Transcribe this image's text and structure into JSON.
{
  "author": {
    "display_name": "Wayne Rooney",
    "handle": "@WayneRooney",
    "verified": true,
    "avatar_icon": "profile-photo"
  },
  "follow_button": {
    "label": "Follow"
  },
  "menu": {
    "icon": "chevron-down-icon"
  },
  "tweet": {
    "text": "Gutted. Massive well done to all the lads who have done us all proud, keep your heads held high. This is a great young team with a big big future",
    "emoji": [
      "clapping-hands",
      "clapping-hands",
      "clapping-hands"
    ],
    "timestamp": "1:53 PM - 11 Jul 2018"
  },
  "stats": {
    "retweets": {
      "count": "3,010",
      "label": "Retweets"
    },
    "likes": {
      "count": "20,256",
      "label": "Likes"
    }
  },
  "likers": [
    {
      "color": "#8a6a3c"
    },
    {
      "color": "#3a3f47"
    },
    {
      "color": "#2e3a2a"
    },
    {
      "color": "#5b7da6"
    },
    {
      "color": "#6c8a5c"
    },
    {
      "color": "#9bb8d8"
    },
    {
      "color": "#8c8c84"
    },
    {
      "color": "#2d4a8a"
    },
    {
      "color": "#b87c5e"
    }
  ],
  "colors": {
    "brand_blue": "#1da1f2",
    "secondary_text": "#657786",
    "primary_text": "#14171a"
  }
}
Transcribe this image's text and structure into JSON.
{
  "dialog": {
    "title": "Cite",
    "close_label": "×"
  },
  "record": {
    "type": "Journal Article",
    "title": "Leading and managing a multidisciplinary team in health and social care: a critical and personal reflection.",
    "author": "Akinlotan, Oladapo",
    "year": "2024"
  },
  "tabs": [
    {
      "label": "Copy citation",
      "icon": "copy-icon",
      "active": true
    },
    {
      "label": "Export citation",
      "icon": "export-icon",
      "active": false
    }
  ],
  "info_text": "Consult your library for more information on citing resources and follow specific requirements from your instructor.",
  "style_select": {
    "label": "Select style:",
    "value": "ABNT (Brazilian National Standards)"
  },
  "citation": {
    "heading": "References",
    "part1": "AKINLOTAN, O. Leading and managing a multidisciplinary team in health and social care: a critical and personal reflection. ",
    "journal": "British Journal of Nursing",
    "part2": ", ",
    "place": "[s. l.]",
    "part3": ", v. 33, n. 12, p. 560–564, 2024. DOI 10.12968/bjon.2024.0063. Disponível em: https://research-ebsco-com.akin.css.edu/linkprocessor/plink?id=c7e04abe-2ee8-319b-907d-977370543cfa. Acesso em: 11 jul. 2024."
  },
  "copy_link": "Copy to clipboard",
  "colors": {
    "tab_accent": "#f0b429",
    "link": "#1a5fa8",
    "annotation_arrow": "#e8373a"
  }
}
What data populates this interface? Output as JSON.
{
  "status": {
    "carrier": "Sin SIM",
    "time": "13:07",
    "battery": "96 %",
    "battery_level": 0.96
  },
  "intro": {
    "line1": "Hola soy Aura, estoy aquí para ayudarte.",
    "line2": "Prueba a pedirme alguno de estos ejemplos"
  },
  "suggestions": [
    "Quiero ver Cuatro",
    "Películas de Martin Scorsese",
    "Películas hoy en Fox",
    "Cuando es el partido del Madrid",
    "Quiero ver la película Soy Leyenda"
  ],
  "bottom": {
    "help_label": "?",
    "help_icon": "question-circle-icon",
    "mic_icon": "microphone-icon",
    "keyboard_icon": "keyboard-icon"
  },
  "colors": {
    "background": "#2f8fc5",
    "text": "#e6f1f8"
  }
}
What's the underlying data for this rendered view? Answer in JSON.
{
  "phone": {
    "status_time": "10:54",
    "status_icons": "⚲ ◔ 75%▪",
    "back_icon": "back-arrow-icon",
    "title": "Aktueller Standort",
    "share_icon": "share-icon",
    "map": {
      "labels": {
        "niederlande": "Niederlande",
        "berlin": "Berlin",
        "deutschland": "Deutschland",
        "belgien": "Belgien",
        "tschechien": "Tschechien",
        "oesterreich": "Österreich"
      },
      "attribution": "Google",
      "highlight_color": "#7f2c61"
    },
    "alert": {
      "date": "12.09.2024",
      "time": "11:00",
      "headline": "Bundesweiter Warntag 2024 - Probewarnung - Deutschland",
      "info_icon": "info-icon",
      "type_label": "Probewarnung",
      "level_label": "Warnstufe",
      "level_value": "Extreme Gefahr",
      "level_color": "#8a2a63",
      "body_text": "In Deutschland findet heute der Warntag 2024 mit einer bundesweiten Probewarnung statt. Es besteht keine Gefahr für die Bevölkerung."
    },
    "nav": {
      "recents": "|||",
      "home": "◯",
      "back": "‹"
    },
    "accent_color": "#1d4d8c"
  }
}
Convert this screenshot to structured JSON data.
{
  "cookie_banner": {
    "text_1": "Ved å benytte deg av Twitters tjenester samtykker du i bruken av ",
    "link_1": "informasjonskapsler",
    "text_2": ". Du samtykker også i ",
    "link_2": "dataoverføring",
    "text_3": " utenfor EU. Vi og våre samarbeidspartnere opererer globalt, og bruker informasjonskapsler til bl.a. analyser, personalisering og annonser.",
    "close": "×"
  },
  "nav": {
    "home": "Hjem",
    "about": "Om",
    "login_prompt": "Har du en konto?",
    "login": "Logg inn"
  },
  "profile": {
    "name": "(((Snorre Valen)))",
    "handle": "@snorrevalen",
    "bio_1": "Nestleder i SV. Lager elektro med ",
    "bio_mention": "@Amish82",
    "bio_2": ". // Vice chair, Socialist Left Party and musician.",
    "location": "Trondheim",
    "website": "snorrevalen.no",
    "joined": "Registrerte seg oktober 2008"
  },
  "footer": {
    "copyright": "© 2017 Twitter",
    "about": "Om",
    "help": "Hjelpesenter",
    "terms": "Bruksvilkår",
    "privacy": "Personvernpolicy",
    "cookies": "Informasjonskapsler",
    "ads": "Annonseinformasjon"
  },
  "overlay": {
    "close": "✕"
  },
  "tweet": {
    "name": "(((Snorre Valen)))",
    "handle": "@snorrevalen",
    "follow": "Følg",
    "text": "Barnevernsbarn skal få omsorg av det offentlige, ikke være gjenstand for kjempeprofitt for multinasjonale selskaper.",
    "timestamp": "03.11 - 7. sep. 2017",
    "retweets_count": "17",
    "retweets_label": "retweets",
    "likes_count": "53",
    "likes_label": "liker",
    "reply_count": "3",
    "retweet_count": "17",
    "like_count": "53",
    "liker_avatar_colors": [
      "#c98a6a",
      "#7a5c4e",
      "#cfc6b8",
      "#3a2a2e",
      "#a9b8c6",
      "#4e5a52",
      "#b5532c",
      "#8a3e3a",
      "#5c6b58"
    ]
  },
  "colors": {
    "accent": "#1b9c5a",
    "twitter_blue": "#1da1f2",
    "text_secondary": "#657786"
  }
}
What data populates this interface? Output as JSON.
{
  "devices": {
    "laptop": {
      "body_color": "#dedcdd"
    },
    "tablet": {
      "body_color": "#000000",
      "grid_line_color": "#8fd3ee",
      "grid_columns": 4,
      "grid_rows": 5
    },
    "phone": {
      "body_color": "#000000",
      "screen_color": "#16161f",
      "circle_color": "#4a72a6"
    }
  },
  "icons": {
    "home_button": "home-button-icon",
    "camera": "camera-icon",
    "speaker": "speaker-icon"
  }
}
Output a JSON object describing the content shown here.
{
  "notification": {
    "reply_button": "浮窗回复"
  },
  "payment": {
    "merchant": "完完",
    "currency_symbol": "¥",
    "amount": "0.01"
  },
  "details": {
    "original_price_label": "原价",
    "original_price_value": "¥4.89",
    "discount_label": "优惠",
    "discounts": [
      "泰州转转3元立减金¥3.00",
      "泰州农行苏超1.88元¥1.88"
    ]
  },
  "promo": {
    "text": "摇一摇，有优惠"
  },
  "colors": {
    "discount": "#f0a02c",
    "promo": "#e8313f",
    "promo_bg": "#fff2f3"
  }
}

## GOAL OF THE EXERCISE
Review the material and copy each line in which the word "your" appears.

## THE REPLY
    "text": "Gutted. Massive well done to all the lads who have done us all proud, keep your heads held high. This is a great young team with a big big future",
  "info_text": "Consult your library for more information on citing resources and follow specific requirements from your instructor.",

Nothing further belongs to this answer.